Copy the data word for word, keeping every line.

(Figure data in JSON)
------------------------
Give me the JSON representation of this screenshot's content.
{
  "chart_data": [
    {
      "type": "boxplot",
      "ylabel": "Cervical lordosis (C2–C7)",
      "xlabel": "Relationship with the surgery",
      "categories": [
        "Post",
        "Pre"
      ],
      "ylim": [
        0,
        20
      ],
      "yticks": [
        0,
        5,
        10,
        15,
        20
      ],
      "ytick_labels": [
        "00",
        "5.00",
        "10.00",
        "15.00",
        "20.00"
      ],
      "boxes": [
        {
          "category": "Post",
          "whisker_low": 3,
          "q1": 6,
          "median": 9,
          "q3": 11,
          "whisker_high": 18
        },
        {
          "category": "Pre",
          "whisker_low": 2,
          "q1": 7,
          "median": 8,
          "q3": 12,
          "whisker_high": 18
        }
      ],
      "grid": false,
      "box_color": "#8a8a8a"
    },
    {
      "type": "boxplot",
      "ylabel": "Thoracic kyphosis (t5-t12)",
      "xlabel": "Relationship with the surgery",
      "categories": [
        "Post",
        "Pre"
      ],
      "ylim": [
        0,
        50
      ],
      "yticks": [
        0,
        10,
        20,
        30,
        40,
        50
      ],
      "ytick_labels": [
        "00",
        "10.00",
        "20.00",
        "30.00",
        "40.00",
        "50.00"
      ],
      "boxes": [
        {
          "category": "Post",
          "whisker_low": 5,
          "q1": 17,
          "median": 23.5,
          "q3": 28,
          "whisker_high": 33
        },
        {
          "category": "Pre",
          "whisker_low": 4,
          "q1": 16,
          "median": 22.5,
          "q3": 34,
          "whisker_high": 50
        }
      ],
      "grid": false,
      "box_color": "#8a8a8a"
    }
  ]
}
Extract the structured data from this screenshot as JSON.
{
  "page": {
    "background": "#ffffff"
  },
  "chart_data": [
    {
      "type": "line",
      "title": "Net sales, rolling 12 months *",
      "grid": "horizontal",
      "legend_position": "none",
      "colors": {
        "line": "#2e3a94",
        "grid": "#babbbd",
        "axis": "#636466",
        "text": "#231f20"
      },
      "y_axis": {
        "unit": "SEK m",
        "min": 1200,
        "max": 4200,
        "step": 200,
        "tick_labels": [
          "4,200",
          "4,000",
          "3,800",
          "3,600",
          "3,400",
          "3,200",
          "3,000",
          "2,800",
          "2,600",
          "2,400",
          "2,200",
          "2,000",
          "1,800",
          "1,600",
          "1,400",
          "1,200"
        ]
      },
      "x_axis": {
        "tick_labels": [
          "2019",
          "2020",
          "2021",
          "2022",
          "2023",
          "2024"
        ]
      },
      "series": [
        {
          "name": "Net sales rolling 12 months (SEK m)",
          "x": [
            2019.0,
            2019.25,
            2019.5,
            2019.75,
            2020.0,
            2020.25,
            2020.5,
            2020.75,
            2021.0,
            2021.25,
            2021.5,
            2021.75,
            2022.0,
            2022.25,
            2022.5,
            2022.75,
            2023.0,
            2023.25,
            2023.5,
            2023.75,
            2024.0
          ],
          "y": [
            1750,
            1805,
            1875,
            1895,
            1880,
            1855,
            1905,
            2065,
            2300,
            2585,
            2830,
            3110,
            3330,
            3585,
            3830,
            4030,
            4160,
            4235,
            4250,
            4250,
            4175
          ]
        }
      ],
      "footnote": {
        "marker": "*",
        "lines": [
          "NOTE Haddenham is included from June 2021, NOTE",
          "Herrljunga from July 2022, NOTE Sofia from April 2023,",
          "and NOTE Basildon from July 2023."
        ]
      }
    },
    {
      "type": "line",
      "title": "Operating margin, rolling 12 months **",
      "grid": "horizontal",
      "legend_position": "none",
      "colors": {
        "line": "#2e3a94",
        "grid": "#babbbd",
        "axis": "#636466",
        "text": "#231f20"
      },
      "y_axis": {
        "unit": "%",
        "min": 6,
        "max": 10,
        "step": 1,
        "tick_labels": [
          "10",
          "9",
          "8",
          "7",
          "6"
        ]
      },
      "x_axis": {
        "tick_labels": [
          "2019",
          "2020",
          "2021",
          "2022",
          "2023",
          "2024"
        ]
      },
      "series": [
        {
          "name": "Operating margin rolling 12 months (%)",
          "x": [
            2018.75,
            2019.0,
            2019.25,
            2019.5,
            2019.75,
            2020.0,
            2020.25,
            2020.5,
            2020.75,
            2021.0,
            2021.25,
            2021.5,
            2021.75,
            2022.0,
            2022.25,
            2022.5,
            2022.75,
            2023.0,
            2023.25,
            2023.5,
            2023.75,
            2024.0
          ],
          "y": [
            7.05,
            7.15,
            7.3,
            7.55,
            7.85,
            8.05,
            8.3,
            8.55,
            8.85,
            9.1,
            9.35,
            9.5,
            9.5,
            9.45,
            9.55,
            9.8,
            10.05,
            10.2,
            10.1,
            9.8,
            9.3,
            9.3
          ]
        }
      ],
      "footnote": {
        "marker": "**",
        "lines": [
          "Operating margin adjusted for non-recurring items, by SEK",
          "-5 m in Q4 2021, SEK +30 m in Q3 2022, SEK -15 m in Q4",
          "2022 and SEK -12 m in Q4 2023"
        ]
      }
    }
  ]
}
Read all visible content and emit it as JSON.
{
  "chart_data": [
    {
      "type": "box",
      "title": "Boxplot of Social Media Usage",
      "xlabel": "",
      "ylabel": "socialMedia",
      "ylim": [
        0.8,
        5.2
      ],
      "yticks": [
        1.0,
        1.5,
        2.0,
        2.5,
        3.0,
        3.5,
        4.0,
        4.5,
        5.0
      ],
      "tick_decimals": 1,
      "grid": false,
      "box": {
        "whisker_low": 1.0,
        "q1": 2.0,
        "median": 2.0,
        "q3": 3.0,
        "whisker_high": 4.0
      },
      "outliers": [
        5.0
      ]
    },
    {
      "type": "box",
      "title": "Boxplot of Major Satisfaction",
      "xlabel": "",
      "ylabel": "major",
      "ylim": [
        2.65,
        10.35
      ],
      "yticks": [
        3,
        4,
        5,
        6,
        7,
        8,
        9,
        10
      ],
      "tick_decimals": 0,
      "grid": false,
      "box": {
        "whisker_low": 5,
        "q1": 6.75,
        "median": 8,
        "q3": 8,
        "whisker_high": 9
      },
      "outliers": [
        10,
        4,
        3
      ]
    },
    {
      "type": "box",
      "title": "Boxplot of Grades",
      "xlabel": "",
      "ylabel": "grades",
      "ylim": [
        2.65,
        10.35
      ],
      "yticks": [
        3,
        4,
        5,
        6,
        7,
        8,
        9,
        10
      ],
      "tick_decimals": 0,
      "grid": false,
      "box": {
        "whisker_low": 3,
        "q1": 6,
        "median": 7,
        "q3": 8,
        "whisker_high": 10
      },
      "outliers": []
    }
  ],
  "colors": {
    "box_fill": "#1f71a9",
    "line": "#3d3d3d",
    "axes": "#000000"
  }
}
------------------------
#### ANSWER FOR THE TASK:
Give me the JSON representation of this screenshot's content.
{
  "chart_data": [
    {
      "type": "boxplot",
      "ylabel": "Cervical lordosis (C2–C7)",
      "xlabel": "Relationship with the surgery",
      "categories": [
        "Post",
        "Pre"
      ],
      "ylim": [
        0,
        20
      ],
      "yticks": [
        0,
        5,
        10,
        15,
        20
      ],
      "ytick_labels": [
        "00",
        "5.00",
        "10.00",
        "15.00",
        "20.00"
      ],
      "boxes": [
        {
          "category": "Post",
          "whisker_low": 3,
          "q1": 6,
          "median": 9,
          "q3": 11,
          "whisker_high": 18
        },
        {
          "category": "Pre",
          "whisker_low": 2,
          "q1": 7,
          "median": 8,
          "q3": 12,
          "whisker_high": 18
        }
      ],
      "grid": false,
      "box_color": "#8a8a8a"
    },
    {
      "type": "boxplot",
      "ylabel": "Thoracic kyphosis (t5-t12)",
      "xlabel": "Relationship with the surgery",
      "categories": [
        "Post",
        "Pre"
      ],
      "ylim": [
        0,
        50
      ],
      "yticks": [
        0,
        10,
        20,
        30,
        40,
        50
      ],
      "ytick_labels": [
        "00",
        "10.00",
        "20.00",
        "30.00",
        "40.00",
        "50.00"
      ],
      "boxes": [
        {
          "category": "Post",
          "whisker_low": 5,
          "q1": 17,
          "median": 23.5,
          "q3": 28,
          "whisker_high": 33
        },
        {
          "category": "Pre",
          "whisker_low": 4,
          "q1": 16,
          "median": 22.5,
          "q3": 34,
          "whisker_high": 50
        }
      ],
      "grid": false,
      "box_color": "#8a8a8a"
    }
  ]
}
Extract the structured data from this screenshot as JSON.
{
  "page": {
    "background": "#ffffff"
  },
  "chart_data": [
    {
      "type": "line",
      "title": "Net sales, rolling 12 months *",
      "grid": "horizontal",
      "legend_position": "none",
      "colors": {
        "line": "#2e3a94",
        "grid": "#babbbd",
        "axis": "#636466",
        "text": "#231f20"
      },
      "y_axis": {
        "unit": "SEK m",
        "min": 1200,
        "max": 4200,
        "step": 200,
        "tick_labels": [
          "4,200",
          "4,000",
          "3,800",
          "3,600",
          "3,400",
          "3,200",
          "3,000",
          "2,800",
          "2,600",
          "2,400",
          "2,200",
          "2,000",
          "1,800",
          "1,600",
          "1,400",
          "1,200"
        ]
      },
      "x_axis": {
        "tick_labels": [
          "2019",
          "2020",
          "2021",
          "2022",
          "2023",
          "2024"
        ]
      },
      "series": [
        {
          "name": "Net sales rolling 12 months (SEK m)",
          "x": [
            2019.0,
            2019.25,
            2019.5,
            2019.75,
            2020.0,
            2020.25,
            2020.5,
            2020.75,
            2021.0,
            2021.25,
            2021.5,
            2021.75,
            2022.0,
            2022.25,
            2022.5,
            2022.75,
            2023.0,
            2023.25,
            2023.5,
            2023.75,
            2024.0
          ],
          "y": [
            1750,
            1805,
            1875,
            1895,
            1880,
            1855,
            1905,
            2065,
            2300,
            2585,
            2830,
            3110,
            3330,
            3585,
            3830,
            4030,
            4160,
            4235,
            4250,
            4250,
            4175
          ]
        }
      ],
      "footnote": {
        "marker": "*",
        "lines": [
          "NOTE Haddenham is included from June 2021, NOTE",
          "Herrljunga from July 2022, NOTE Sofia from April 2023,",
          "and NOTE Basildon from July 2023."
        ]
      }
    },
    {
      "type": "line",
      "title": "Operating margin, rolling 12 months **",
      "grid": "horizontal",
      "legend_position": "none",
      "colors": {
        "line": "#2e3a94",
        "grid": "#babbbd",
        "axis": "#636466",
        "text": "#231f20"
      },
      "y_axis": {
        "unit": "%",
        "min": 6,
        "max": 10,
        "step": 1,
        "tick_labels": [
          "10",
          "9",
          "8",
          "7",
          "6"
        ]
      },
      "x_axis": {
        "tick_labels": [
          "2019",
          "2020",
          "2021",
          "2022",
          "2023",
          "2024"
        ]
      },
      "series": [
        {
          "name": "Operating margin rolling 12 months (%)",
          "x": [
            2018.75,
            2019.0,
            2019.25,
            2019.5,
            2019.75,
            2020.0,
            2020.25,
            2020.5,
            2020.75,
            2021.0,
            2021.25,
            2021.5,
            2021.75,
            2022.0,
            2022.25,
            2022.5,
            2022.75,
            2023.0,
            2023.25,
            2023.5,
            2023.75,
            2024.0
          ],
          "y": [
            7.05,
            7.15,
            7.3,
            7.55,
            7.85,
            8.05,
            8.3,
            8.55,
            8.85,
            9.1,
            9.35,
            9.5,
            9.5,
            9.45,
            9.55,
            9.8,
            10.05,
            10.2,
            10.1,
            9.8,
            9.3,
            9.3
          ]
        }
      ],
      "footnote": {
        "marker": "**",
        "lines": [
          "Operating margin adjusted for non-recurring items, by SEK",
          "-5 m in Q4 2021, SEK +30 m in Q3 2022, SEK -15 m in Q4",
          "2022 and SEK -12 m in Q4 2023"
        ]
      }
    }
  ]
}
Read all visible content and emit it as JSON.
{
  "chart_data": [
    {
      "type": "box",
      "title": "Boxplot of Social Media Usage",
      "xlabel": "",
      "ylabel": "socialMedia",
      "ylim": [
        0.8,
        5.2
      ],
      "yticks": [
        1.0,
        1.5,
        2.0,
        2.5,
        3.0,
        3.5,
        4.0,
        4.5,
        5.0
      ],
      "tick_decimals": 1,
      "grid": false,
      "box": {
        "whisker_low": 1.0,
        "q1": 2.0,
        "median": 2.0,
        "q3": 3.0,
        "whisker_high": 4.0
      },
      "outliers": [
        5.0
      ]
    },
    {
      "type": "box",
      "title": "Boxplot of Major Satisfaction",
      "xlabel": "",
      "ylabel": "major",
      "ylim": [
        2.65,
        10.35
      ],
      "yticks": [
        3,
        4,
        5,
        6,
        7,
        8,
        9,
        10
      ],
      "tick_decimals": 0,
      "grid": false,
      "box": {
        "whisker_low": 5,
        "q1": 6.75,
        "median": 8,
        "q3": 8,
        "whisker_high": 9
      },
      "outliers": [
        10,
        4,
        3
      ]
    },
    {
      "type": "box",
      "title": "Boxplot of Grades",
      "xlabel": "",
      "ylabel": "grades",
      "ylim": [
        2.65,
        10.35
      ],
      "yticks": [
        3,
        4,
        5,
        6,
        7,
        8,
        9,
        10
      ],
      "tick_decimals": 0,
      "grid": false,
      "box": {
        "whisker_low": 3,
        "q1": 6,
        "median": 7,
        "q3": 8,
        "whisker_high": 10
      },
      "outliers": []
    }
  ],
  "colors": {
    "box_fill": "#1f71a9",
    "line": "#3d3d3d",
    "axes": "#000000"
  }
}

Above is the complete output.